** Begin Source data **

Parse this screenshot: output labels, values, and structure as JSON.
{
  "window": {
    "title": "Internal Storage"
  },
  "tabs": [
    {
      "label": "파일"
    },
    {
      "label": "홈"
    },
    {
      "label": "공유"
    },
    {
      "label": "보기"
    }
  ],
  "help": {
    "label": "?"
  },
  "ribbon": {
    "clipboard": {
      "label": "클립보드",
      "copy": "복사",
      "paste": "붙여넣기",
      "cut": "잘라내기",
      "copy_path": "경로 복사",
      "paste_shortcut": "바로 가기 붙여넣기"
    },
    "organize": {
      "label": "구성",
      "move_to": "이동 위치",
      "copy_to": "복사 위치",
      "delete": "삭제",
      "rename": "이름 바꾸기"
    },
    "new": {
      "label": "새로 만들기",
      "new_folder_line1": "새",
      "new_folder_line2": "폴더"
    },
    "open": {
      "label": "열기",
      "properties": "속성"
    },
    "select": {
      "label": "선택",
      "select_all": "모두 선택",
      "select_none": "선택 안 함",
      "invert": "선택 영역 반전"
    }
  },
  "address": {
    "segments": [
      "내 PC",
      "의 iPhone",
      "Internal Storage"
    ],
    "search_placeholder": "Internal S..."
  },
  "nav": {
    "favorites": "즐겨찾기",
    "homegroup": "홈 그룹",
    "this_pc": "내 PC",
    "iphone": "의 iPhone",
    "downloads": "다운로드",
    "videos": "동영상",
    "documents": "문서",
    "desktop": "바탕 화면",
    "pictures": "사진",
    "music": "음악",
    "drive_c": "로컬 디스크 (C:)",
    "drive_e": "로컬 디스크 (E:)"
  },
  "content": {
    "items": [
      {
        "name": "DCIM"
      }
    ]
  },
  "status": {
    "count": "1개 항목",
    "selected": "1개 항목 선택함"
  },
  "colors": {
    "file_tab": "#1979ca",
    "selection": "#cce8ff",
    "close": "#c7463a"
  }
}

** End Source data **

→ Task objective
Report how many lines in the records hold the word "Internal", giving the number and nothing else.

→ Task output
3